►

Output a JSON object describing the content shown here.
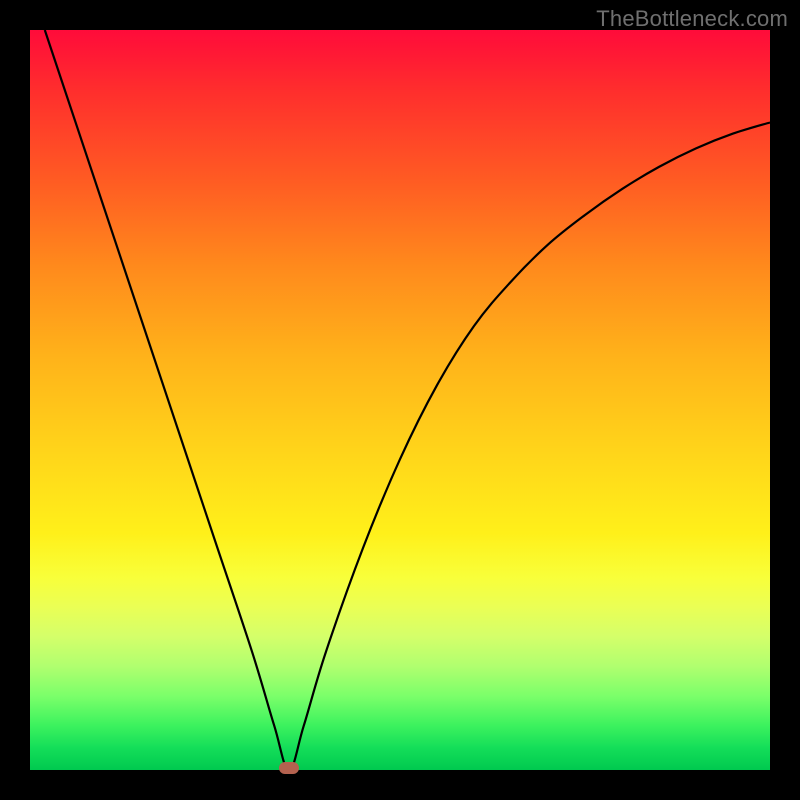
{
  "watermark": "TheBottleneck.com",
  "chart_data": {
    "type": "line",
    "title": "",
    "xlabel": "",
    "ylabel": "",
    "xlim": [
      0,
      100
    ],
    "ylim": [
      0,
      100
    ],
    "grid": false,
    "series": [
      {
        "name": "bottleneck-curve",
        "x": [
          2,
          5,
          10,
          15,
          20,
          25,
          30,
          33,
          35,
          37,
          40,
          45,
          50,
          55,
          60,
          65,
          70,
          75,
          80,
          85,
          90,
          95,
          100
        ],
        "values": [
          100,
          91,
          76,
          61,
          46,
          31,
          16,
          6,
          0,
          6,
          16,
          30,
          42,
          52,
          60,
          66,
          71,
          75,
          78.5,
          81.5,
          84,
          86,
          87.5
        ]
      }
    ],
    "annotations": [
      {
        "type": "marker",
        "name": "minimum-point",
        "x": 35,
        "y": 0,
        "color": "#b4624f"
      }
    ],
    "background_gradient": {
      "top": "#ff0b3a",
      "bottom": "#00c94f",
      "meaning": "bottleneck severity (red=high, green=low)"
    }
  }
}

◄

[Your task] Gather each line from the entries above that includes the word "name".

[Result for this task]
        "name": "bottleneck-curve",
        "name": "minimum-point",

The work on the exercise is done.